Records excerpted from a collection
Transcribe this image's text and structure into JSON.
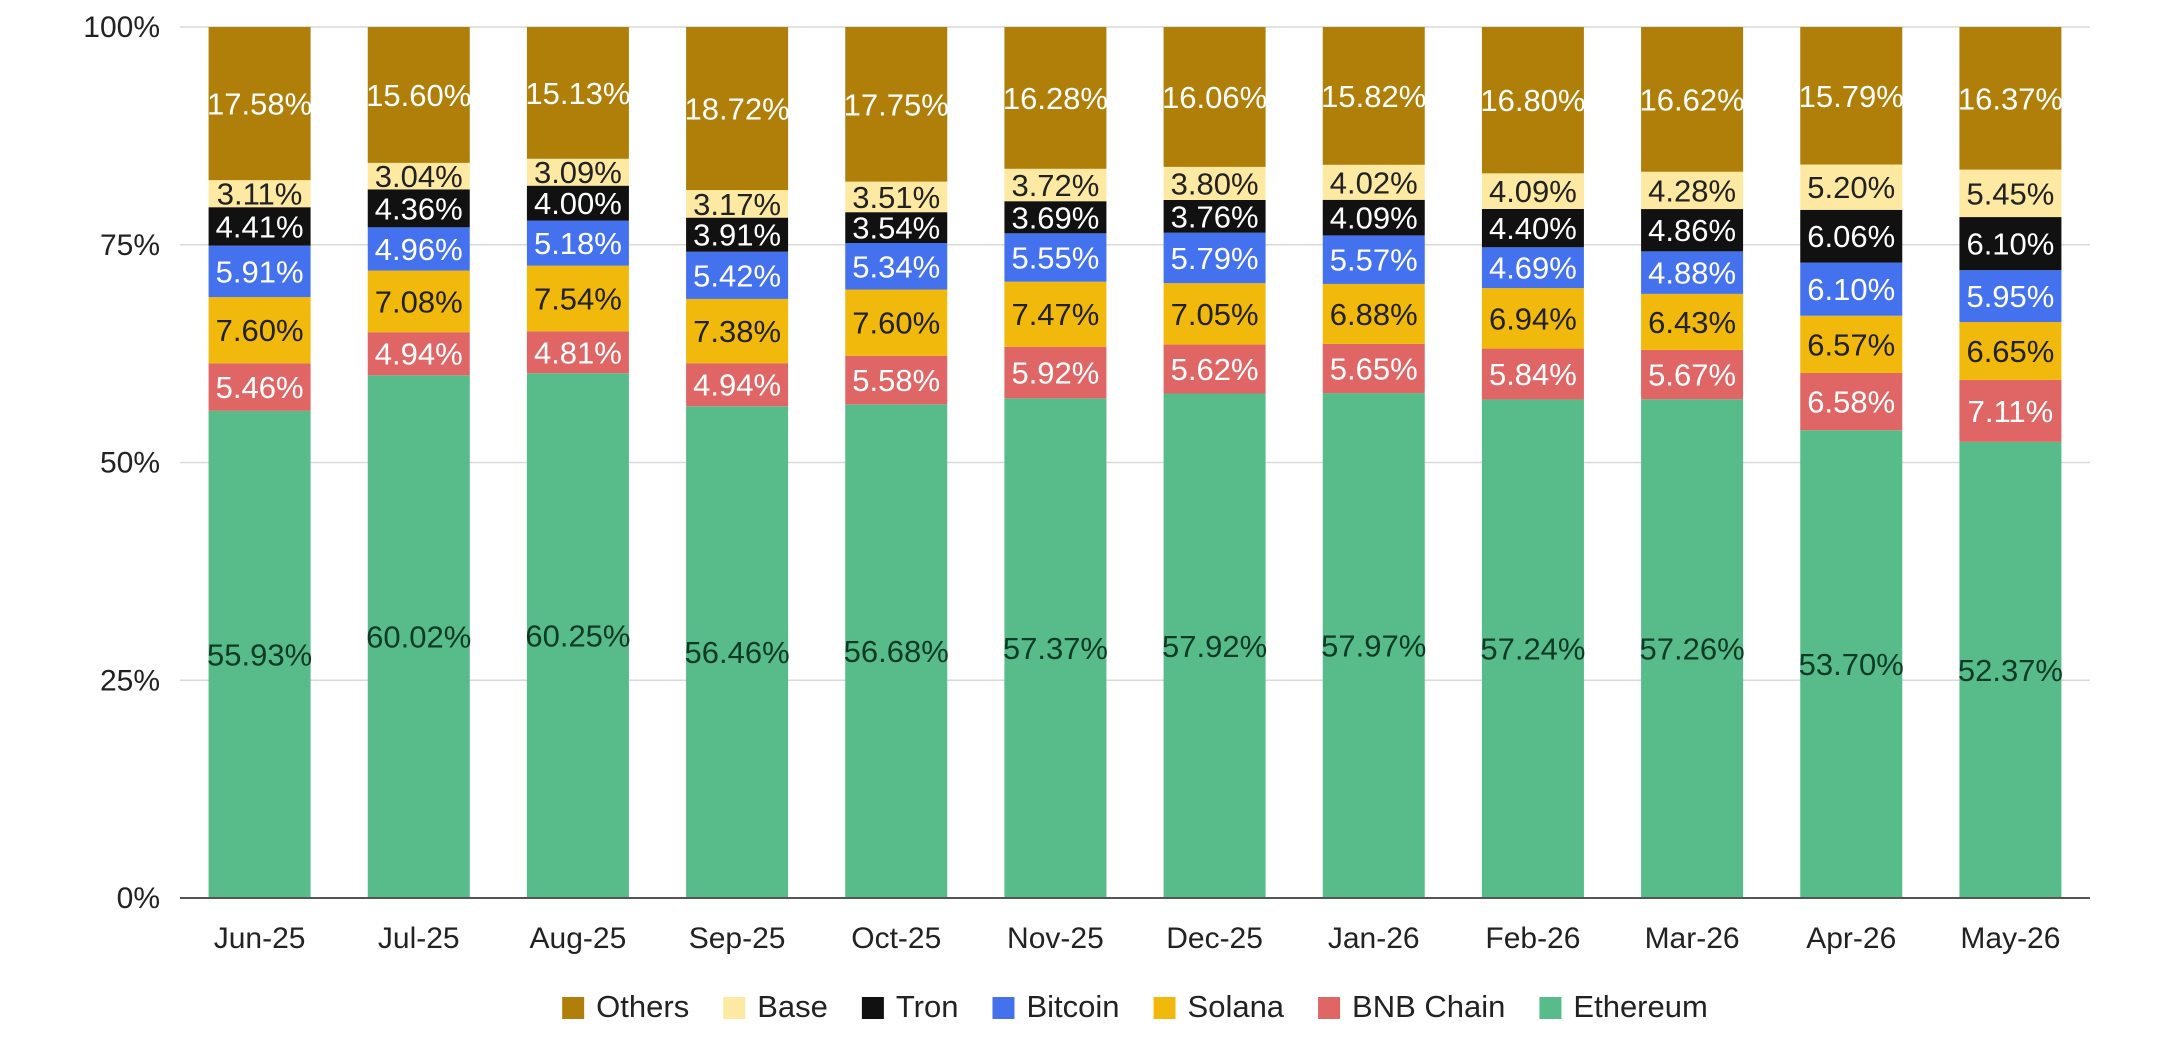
{
  "chart_data": {
    "type": "bar",
    "stacked": "percent",
    "grid": true,
    "legend_position": "bottom",
    "ylim": [
      0,
      100
    ],
    "y_ticks": [
      "0%",
      "25%",
      "50%",
      "75%",
      "100%"
    ],
    "categories": [
      "Jun-25",
      "Jul-25",
      "Aug-25",
      "Sep-25",
      "Oct-25",
      "Nov-25",
      "Dec-25",
      "Jan-26",
      "Feb-26",
      "Mar-26",
      "Apr-26",
      "May-26"
    ],
    "series": [
      {
        "name": "Ethereum",
        "color": "#57bb8a",
        "label_color": "#0d3b26",
        "values": [
          55.93,
          60.02,
          60.25,
          56.46,
          56.68,
          57.37,
          57.92,
          57.97,
          57.24,
          57.26,
          53.7,
          52.37
        ]
      },
      {
        "name": "BNB Chain",
        "color": "#e06666",
        "label_color": "#ffffff",
        "values": [
          5.46,
          4.94,
          4.81,
          4.94,
          5.58,
          5.92,
          5.62,
          5.65,
          5.84,
          5.67,
          6.58,
          7.11
        ]
      },
      {
        "name": "Solana",
        "color": "#f1b90c",
        "label_color": "#222222",
        "values": [
          7.6,
          7.08,
          7.54,
          7.38,
          7.6,
          7.47,
          7.05,
          6.88,
          6.94,
          6.43,
          6.57,
          6.65
        ]
      },
      {
        "name": "Bitcoin",
        "color": "#4472ef",
        "label_color": "#ffffff",
        "values": [
          5.91,
          4.96,
          5.18,
          5.42,
          5.34,
          5.55,
          5.79,
          5.57,
          4.69,
          4.88,
          6.1,
          5.95
        ]
      },
      {
        "name": "Tron",
        "color": "#111111",
        "label_color": "#ffffff",
        "values": [
          4.41,
          4.36,
          4.0,
          3.91,
          3.54,
          3.69,
          3.76,
          4.09,
          4.4,
          4.86,
          6.06,
          6.1
        ]
      },
      {
        "name": "Base",
        "color": "#fde9a1",
        "label_color": "#222222",
        "values": [
          3.11,
          3.04,
          3.09,
          3.17,
          3.51,
          3.72,
          3.8,
          4.02,
          4.09,
          4.28,
          5.2,
          5.45
        ]
      },
      {
        "name": "Others",
        "color": "#b07f09",
        "label_color": "#ffffff",
        "values": [
          17.58,
          15.6,
          15.13,
          18.72,
          17.75,
          16.28,
          16.06,
          15.82,
          16.8,
          16.62,
          15.79,
          16.37
        ]
      }
    ],
    "legend_order": [
      "Others",
      "Base",
      "Tron",
      "Bitcoin",
      "Solana",
      "BNB Chain",
      "Ethereum"
    ]
  }
}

-- Goal --
State the number of lines in the preceding entries that include the word "name". Provide nothing else.

-- Exercise response --
7